## [TASK DESCRIPTION]
Each entry below must be repeated exactly, with pictures left out.
--------------------
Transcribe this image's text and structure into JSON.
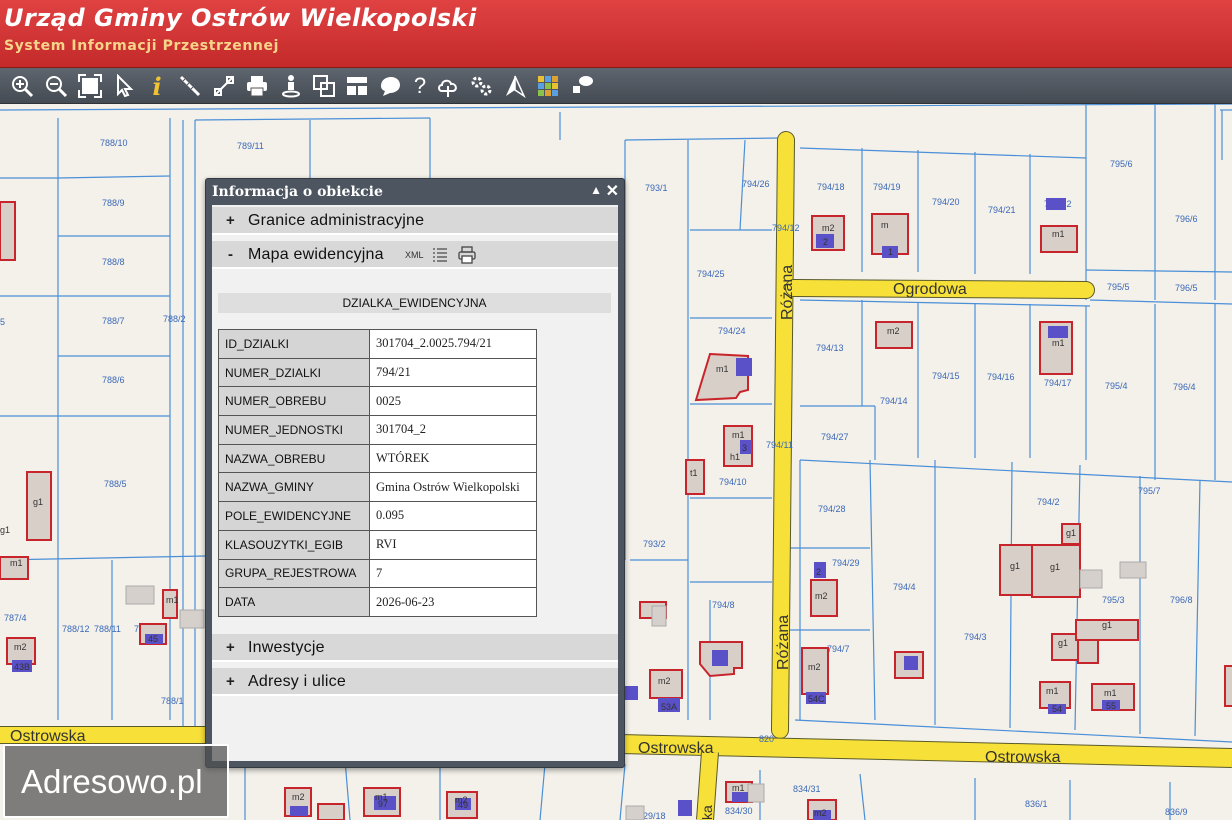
{
  "header": {
    "title": "Urząd Gminy Ostrów Wielkopolski",
    "subtitle": "System Informacji Przestrzennej",
    "bg_color": "#d33434",
    "subtitle_color": "#f6d58a"
  },
  "toolbar": {
    "tools": [
      "zoom-in-icon",
      "zoom-out-icon",
      "zoom-extent-icon",
      "select-pointer-icon",
      "info-icon",
      "measure-distance-icon",
      "measure-area-icon",
      "print-icon",
      "street-view-icon",
      "copy-icon",
      "layout-icon",
      "comment-icon",
      "help-icon",
      "upload-cloud-icon",
      "settings-icon",
      "north-arrow-icon",
      "layers-icon",
      "chat-icon"
    ],
    "info_label": "i",
    "help_label": "?"
  },
  "map": {
    "streets": [
      {
        "name": "Różana"
      },
      {
        "name": "Ogrodowa"
      },
      {
        "name": "Ostrowska"
      }
    ],
    "street_labels": [
      "Różana",
      "Różana",
      "Ogrodowa",
      "Ostrowska",
      "Ostrowska",
      "Ostrowska",
      "ka"
    ],
    "parcel_labels": [
      "788/10",
      "789/11",
      "788/9",
      "788/8",
      "788/7",
      "788/2",
      "788/6",
      "788/5",
      "787/4",
      "788/12",
      "788/11",
      "788/3",
      "788/1",
      "793/1",
      "794/26",
      "794/18",
      "794/19",
      "794/20",
      "794/21",
      "794/22",
      "795/6",
      "796/6",
      "794/12",
      "794/25",
      "795/5",
      "796/5",
      "794/24",
      "794/13",
      "794/15",
      "794/16",
      "794/17",
      "795/4",
      "796/4",
      "794/14",
      "794/27",
      "794/11",
      "794/10",
      "794/28",
      "794/2",
      "795/7",
      "793/2",
      "794/29",
      "794/4",
      "794/8",
      "795/3",
      "796/8",
      "794/7",
      "794/3",
      "820",
      "834/31",
      "836/1",
      "836/9",
      "834/30",
      "829/18",
      "5"
    ],
    "building_labels": [
      "g1",
      "g1",
      "m2",
      "2",
      "m",
      "1",
      "m1",
      "m2",
      "1",
      "m1",
      "m1",
      "m1",
      "h1",
      "t1",
      "g1",
      "g1",
      "g1",
      "g1",
      "g1",
      "m2",
      "m2",
      "m2",
      "m1",
      "m1",
      "m2",
      "m2",
      "m1",
      "m1",
      "m2",
      "m2",
      "m1",
      "m1",
      "1",
      "2",
      "3"
    ],
    "address_numbers": [
      "53A",
      "54C",
      "54",
      "55",
      "43B",
      "45",
      "97",
      "49"
    ],
    "parcel_line_color": "#4a8fd8",
    "street_color": "#f7e038",
    "building_outline_color": "#c8242c"
  },
  "info_panel": {
    "title": "Informacja o obiekcie",
    "collapse_label": "▲",
    "close_label": "✕",
    "sections": [
      {
        "sign": "+",
        "label": "Granice administracyjne"
      },
      {
        "sign": "-",
        "label": "Mapa ewidencyjna"
      },
      {
        "sign": "+",
        "label": "Inwestycje"
      },
      {
        "sign": "+",
        "label": "Adresy i ulice"
      }
    ],
    "xml_label": "XML",
    "layer_name": "DZIALKA_EWIDENCYJNA",
    "attributes": [
      {
        "key": "ID_DZIALKI",
        "value": "301704_2.0025.794/21"
      },
      {
        "key": "NUMER_DZIALKI",
        "value": "794/21"
      },
      {
        "key": "NUMER_OBREBU",
        "value": "0025"
      },
      {
        "key": "NUMER_JEDNOSTKI",
        "value": "301704_2"
      },
      {
        "key": "NAZWA_OBREBU",
        "value": "WTÓREK"
      },
      {
        "key": "NAZWA_GMINY",
        "value": "Gmina Ostrów Wielkopolski"
      },
      {
        "key": "POLE_EWIDENCYJNE",
        "value": "0.095"
      },
      {
        "key": "KLASOUZYTKI_EGIB",
        "value": "RVI"
      },
      {
        "key": "GRUPA_REJESTROWA",
        "value": "7"
      },
      {
        "key": "DATA",
        "value": "2026-06-23"
      }
    ]
  },
  "watermark": {
    "text": "Adresowo.pl"
  }
}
--------------------
## [WRITTEN REPLY]
Transcribe this image's text and structure into JSON.
{
  "header": {
    "title": "Urząd Gminy Ostrów Wielkopolski",
    "subtitle": "System Informacji Przestrzennej",
    "bg_color": "#d33434",
    "subtitle_color": "#f6d58a"
  },
  "toolbar": {
    "tools": [
      "zoom-in-icon",
      "zoom-out-icon",
      "zoom-extent-icon",
      "select-pointer-icon",
      "info-icon",
      "measure-distance-icon",
      "measure-area-icon",
      "print-icon",
      "street-view-icon",
      "copy-icon",
      "layout-icon",
      "comment-icon",
      "help-icon",
      "upload-cloud-icon",
      "settings-icon",
      "north-arrow-icon",
      "layers-icon",
      "chat-icon"
    ],
    "info_label": "i",
    "help_label": "?"
  },
  "map": {
    "streets": [
      {
        "name": "Różana"
      },
      {
        "name": "Ogrodowa"
      },
      {
        "name": "Ostrowska"
      }
    ],
    "street_labels": [
      "Różana",
      "Różana",
      "Ogrodowa",
      "Ostrowska",
      "Ostrowska",
      "Ostrowska",
      "ka"
    ],
    "parcel_labels": [
      "788/10",
      "789/11",
      "788/9",
      "788/8",
      "788/7",
      "788/2",
      "788/6",
      "788/5",
      "787/4",
      "788/12",
      "788/11",
      "788/3",
      "788/1",
      "793/1",
      "794/26",
      "794/18",
      "794/19",
      "794/20",
      "794/21",
      "794/22",
      "795/6",
      "796/6",
      "794/12",
      "794/25",
      "795/5",
      "796/5",
      "794/24",
      "794/13",
      "794/15",
      "794/16",
      "794/17",
      "795/4",
      "796/4",
      "794/14",
      "794/27",
      "794/11",
      "794/10",
      "794/28",
      "794/2",
      "795/7",
      "793/2",
      "794/29",
      "794/4",
      "794/8",
      "795/3",
      "796/8",
      "794/7",
      "794/3",
      "820",
      "834/31",
      "836/1",
      "836/9",
      "834/30",
      "829/18",
      "5"
    ],
    "building_labels": [
      "g1",
      "g1",
      "m2",
      "2",
      "m",
      "1",
      "m1",
      "m2",
      "1",
      "m1",
      "m1",
      "m1",
      "h1",
      "t1",
      "g1",
      "g1",
      "g1",
      "g1",
      "g1",
      "m2",
      "m2",
      "m2",
      "m1",
      "m1",
      "m2",
      "m2",
      "m1",
      "m1",
      "m2",
      "m2",
      "m1",
      "m1",
      "1",
      "2",
      "3"
    ],
    "address_numbers": [
      "53A",
      "54C",
      "54",
      "55",
      "43B",
      "45",
      "97",
      "49"
    ],
    "parcel_line_color": "#4a8fd8",
    "street_color": "#f7e038",
    "building_outline_color": "#c8242c"
  },
  "info_panel": {
    "title": "Informacja o obiekcie",
    "collapse_label": "▲",
    "close_label": "✕",
    "sections": [
      {
        "sign": "+",
        "label": "Granice administracyjne"
      },
      {
        "sign": "-",
        "label": "Mapa ewidencyjna"
      },
      {
        "sign": "+",
        "label": "Inwestycje"
      },
      {
        "sign": "+",
        "label": "Adresy i ulice"
      }
    ],
    "xml_label": "XML",
    "layer_name": "DZIALKA_EWIDENCYJNA",
    "attributes": [
      {
        "key": "ID_DZIALKI",
        "value": "301704_2.0025.794/21"
      },
      {
        "key": "NUMER_DZIALKI",
        "value": "794/21"
      },
      {
        "key": "NUMER_OBREBU",
        "value": "0025"
      },
      {
        "key": "NUMER_JEDNOSTKI",
        "value": "301704_2"
      },
      {
        "key": "NAZWA_OBREBU",
        "value": "WTÓREK"
      },
      {
        "key": "NAZWA_GMINY",
        "value": "Gmina Ostrów Wielkopolski"
      },
      {
        "key": "POLE_EWIDENCYJNE",
        "value": "0.095"
      },
      {
        "key": "KLASOUZYTKI_EGIB",
        "value": "RVI"
      },
      {
        "key": "GRUPA_REJESTROWA",
        "value": "7"
      },
      {
        "key": "DATA",
        "value": "2026-06-23"
      }
    ]
  },
  "watermark": {
    "text": "Adresowo.pl"
  }
}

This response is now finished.